Putins verfahrene Lage

von Redaktion

Warum ein Sieg Russlands über die Ukraine immer weniger möglich erscheint

Berlin – Drei Monate nach dem Beginn des russischen Angriffs auf die Ukraine hat Präsident Wladimir Putin sein Land in eine Situation militärischer und wirtschaftlicher Schwäche manövriert. Das Schwarze Meer ist für die russische Flotte praktisch blockiert, die Ostsee wohl bald schon ein Binnenmeer fast ganz umgeben von Nato-Staaten, die dann bis in den höchsten Norden an Russland grenzen. Und wird das machtbewusste China einem nach Alternativen suchenden und sanktionierten Russland noch Augenhöhe zugestehen?

Schon jetzt seien die Verluste Russlands in der Ukraine so hoch wie die der Sowjets in Afghanistan, schätzte der britische Geheimdienst am Montag – und geht davon aus, dass das bald auch die öffentliche Meinung in Russland beeinflussen werde. Dazu kommen die Folgen für Betriebe und Staatseinnahmen. Der Verkauf von fossiler Energie garantiert keine stabilen Einnahmen mehr, auch wenn Öl und Gas auf den Weltmärkten zu Höchstpreisen gehandelt werden. Dazu kommt, dass der Krieg für das westliche Bündnis wie eine Frischzellenbehandlung wirkt.

Annotierte Bereichsauflistungen:

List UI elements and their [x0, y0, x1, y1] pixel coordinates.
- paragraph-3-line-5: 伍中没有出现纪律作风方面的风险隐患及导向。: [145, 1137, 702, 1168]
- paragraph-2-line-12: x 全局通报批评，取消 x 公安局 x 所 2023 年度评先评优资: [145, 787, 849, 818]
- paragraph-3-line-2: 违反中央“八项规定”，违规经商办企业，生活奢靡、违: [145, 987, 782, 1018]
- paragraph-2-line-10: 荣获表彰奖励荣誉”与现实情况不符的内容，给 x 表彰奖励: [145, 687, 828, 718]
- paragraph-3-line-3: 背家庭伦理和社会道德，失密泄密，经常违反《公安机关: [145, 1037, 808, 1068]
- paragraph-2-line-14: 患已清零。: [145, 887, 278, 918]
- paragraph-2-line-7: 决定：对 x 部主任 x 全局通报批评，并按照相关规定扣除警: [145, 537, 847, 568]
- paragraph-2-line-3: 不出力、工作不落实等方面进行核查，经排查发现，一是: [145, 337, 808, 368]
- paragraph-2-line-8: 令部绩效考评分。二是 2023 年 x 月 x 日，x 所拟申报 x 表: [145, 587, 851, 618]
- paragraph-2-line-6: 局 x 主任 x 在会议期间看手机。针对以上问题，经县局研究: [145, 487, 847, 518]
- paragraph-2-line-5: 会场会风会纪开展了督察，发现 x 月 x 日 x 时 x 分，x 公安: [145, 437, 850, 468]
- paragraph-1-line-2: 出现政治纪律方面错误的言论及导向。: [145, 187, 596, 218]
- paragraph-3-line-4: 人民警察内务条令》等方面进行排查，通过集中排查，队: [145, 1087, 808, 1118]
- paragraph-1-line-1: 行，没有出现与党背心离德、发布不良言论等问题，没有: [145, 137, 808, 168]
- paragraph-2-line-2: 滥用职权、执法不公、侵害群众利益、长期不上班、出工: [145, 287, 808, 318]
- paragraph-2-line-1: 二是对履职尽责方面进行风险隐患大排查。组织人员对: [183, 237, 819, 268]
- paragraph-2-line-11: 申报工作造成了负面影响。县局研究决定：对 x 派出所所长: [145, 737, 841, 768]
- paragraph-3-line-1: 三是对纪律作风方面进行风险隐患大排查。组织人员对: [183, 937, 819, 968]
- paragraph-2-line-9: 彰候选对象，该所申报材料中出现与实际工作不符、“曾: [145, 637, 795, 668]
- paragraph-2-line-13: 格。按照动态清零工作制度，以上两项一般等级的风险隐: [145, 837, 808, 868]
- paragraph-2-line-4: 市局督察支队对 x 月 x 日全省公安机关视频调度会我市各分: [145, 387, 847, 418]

==

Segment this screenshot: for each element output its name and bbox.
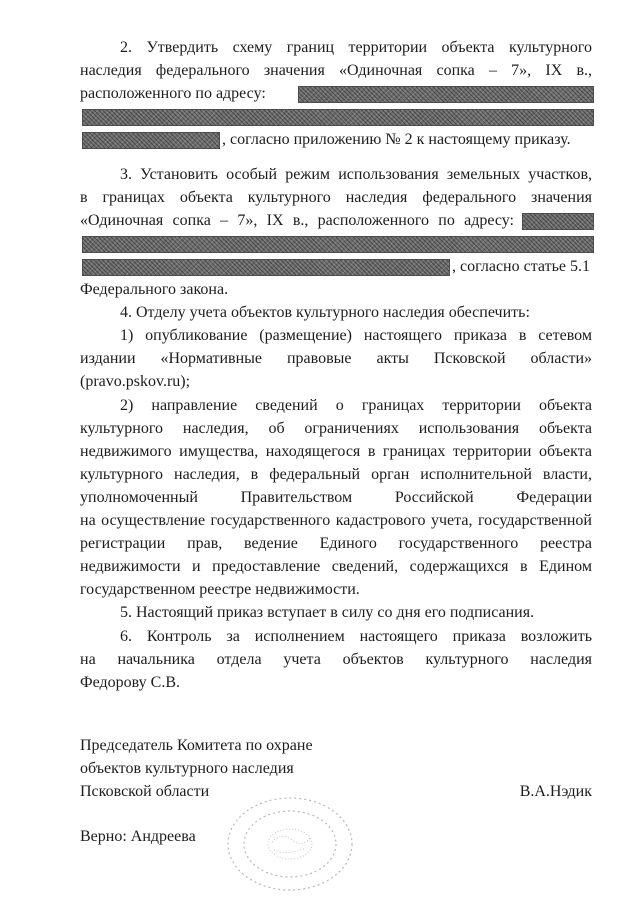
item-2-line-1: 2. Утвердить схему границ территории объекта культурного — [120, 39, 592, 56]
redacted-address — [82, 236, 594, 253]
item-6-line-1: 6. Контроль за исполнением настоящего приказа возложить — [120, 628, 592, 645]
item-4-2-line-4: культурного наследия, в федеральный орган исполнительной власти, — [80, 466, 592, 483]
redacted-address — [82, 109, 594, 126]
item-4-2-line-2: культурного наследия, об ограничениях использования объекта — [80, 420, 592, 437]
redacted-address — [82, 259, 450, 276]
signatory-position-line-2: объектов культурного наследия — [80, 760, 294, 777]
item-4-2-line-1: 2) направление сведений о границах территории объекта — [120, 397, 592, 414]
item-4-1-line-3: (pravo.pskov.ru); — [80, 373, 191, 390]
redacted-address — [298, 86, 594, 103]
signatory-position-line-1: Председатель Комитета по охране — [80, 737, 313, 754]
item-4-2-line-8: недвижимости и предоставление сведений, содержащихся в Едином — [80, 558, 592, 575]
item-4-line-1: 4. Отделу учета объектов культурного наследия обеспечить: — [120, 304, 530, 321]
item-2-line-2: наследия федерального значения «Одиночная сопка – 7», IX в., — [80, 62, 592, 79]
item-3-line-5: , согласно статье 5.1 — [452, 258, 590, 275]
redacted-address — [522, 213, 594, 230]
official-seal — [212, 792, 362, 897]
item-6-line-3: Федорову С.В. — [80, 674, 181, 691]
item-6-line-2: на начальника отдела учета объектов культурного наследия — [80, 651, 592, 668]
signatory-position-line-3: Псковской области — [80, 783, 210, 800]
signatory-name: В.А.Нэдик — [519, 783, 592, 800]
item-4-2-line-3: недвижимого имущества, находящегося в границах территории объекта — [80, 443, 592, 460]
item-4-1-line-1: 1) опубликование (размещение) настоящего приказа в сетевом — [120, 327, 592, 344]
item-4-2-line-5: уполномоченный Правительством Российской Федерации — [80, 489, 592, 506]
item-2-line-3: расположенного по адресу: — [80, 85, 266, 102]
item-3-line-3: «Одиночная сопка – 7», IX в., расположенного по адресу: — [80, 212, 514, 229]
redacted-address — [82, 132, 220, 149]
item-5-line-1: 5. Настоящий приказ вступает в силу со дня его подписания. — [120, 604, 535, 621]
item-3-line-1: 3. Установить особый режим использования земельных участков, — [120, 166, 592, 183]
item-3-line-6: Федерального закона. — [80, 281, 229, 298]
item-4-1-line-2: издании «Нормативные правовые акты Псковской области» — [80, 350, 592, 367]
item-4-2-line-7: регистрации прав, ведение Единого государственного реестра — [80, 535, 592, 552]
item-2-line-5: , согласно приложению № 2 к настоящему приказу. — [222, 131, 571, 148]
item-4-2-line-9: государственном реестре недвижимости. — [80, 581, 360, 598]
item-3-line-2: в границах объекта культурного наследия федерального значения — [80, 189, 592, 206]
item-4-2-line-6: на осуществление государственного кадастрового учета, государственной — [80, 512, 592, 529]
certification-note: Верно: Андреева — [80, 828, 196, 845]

* * *

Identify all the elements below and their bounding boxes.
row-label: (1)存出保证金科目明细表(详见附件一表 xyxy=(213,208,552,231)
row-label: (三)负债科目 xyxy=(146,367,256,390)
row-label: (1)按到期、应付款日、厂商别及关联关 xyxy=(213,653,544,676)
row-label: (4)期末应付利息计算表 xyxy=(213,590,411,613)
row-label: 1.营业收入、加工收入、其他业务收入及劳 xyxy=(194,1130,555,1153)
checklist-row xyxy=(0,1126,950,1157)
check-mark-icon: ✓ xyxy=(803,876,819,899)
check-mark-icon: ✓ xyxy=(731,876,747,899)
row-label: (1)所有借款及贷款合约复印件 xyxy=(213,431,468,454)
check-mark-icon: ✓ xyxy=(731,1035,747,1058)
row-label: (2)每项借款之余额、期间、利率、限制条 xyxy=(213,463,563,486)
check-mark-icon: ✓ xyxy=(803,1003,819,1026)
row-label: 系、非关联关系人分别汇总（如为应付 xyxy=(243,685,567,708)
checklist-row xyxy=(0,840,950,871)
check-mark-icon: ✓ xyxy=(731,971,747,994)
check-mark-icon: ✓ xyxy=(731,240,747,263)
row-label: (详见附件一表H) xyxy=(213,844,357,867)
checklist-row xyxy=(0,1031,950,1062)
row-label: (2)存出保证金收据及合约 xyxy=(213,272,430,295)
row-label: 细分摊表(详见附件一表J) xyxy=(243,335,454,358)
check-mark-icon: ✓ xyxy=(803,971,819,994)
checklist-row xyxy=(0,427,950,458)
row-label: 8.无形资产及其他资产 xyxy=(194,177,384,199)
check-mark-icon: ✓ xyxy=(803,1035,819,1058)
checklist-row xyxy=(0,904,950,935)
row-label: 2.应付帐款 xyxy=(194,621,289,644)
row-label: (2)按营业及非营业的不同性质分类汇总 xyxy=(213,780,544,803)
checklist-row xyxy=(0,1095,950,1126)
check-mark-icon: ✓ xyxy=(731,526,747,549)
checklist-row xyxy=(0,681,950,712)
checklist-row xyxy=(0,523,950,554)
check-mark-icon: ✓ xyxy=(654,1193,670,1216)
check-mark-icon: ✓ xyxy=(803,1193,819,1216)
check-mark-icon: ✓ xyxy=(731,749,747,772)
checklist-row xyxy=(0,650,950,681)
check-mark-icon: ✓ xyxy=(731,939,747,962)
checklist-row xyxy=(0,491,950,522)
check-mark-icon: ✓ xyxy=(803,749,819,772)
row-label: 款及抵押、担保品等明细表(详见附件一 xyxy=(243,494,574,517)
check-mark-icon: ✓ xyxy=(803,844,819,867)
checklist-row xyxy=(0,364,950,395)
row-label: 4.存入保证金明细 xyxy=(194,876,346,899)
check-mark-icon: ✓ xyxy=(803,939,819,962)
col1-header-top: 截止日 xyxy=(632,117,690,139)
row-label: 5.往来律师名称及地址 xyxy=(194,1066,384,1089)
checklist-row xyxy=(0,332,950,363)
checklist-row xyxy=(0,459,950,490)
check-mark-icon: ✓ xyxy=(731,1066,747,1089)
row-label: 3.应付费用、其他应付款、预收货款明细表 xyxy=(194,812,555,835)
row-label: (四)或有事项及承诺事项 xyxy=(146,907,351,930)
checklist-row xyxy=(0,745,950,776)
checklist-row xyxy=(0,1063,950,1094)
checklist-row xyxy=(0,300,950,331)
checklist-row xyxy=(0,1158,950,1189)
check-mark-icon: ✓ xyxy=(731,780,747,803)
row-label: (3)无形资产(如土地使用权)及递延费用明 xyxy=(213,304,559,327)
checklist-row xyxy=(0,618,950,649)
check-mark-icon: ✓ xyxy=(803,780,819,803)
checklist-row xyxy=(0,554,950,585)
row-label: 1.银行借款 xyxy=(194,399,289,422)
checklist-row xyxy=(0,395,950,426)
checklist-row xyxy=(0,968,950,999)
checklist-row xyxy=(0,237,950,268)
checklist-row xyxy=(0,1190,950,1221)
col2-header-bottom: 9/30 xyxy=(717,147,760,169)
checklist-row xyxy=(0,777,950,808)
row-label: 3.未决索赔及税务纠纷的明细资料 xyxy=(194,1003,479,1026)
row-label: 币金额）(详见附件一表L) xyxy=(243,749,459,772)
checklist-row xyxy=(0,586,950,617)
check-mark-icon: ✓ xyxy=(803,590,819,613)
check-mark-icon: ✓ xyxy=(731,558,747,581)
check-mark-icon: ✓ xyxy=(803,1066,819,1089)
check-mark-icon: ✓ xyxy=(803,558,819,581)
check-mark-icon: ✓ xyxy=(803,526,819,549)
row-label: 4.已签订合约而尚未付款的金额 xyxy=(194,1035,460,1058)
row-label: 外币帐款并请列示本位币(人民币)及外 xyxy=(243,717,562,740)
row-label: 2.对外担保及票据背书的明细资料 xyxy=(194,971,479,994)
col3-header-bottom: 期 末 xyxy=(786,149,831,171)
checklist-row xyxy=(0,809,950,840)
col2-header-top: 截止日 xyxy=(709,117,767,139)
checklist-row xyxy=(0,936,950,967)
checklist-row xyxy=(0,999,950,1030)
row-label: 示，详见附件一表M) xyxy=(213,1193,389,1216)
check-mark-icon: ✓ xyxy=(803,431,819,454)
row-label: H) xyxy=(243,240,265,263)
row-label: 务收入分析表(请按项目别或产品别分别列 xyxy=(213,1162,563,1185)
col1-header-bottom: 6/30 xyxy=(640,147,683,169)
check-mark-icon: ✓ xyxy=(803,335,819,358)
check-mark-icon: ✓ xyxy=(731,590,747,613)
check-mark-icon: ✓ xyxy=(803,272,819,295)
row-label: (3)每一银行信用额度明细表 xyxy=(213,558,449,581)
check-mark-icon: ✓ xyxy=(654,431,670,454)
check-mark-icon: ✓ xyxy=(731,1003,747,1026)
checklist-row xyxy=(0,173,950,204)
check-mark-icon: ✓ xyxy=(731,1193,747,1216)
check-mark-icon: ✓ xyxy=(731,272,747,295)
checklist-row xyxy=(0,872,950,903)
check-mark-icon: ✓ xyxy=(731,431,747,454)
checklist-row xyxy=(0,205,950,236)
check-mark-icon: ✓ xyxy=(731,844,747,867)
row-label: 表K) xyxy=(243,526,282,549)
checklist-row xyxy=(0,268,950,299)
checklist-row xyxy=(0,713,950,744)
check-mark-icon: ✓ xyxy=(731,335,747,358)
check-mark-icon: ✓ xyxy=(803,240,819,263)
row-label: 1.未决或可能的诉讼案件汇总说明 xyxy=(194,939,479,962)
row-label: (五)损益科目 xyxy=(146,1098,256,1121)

» Gestellte Aufgabe A:
Wie hoch schätzte der britische Geheimdienst laut dem Artikel über Putins verfahrene Lage die Verluste Russlands in der Ukraine ein?
» Gestellte Aufgabe B:
Geben Sie aus dem Artikel über Putins verfahrene Lage den Abschnitt wortgetreu wieder, der mit den Worten „von Redaktion“ einsetzt und mit „noch Augenhöhe zugestehen?“ schließt.

» Vollständige Antwort A:
So hoch wie die Verluste der Sowjets in Afghanistan.

» Vollständige Antwort B:
von Redaktion

Warum ein Sieg Russlands über die Ukraine immer weniger möglich erscheint

Berlin – Drei Monate nach dem Beginn des russischen Angriffs auf die Ukraine hat Präsident Wladimir Putin sein Land in eine Situation militärischer und wirtschaftlicher Schwäche manövriert. Das Schwarze Meer ist für die russische Flotte praktisch blockiert, die Ostsee wohl bald schon ein Binnenmeer fast ganz umgeben von Nato-Staaten, die dann bis in den höchsten Norden an Russland grenzen. Und wird das machtbewusste China einem nach Alternativen suchenden und sanktionierten Russland noch Augenhöhe zugestehen?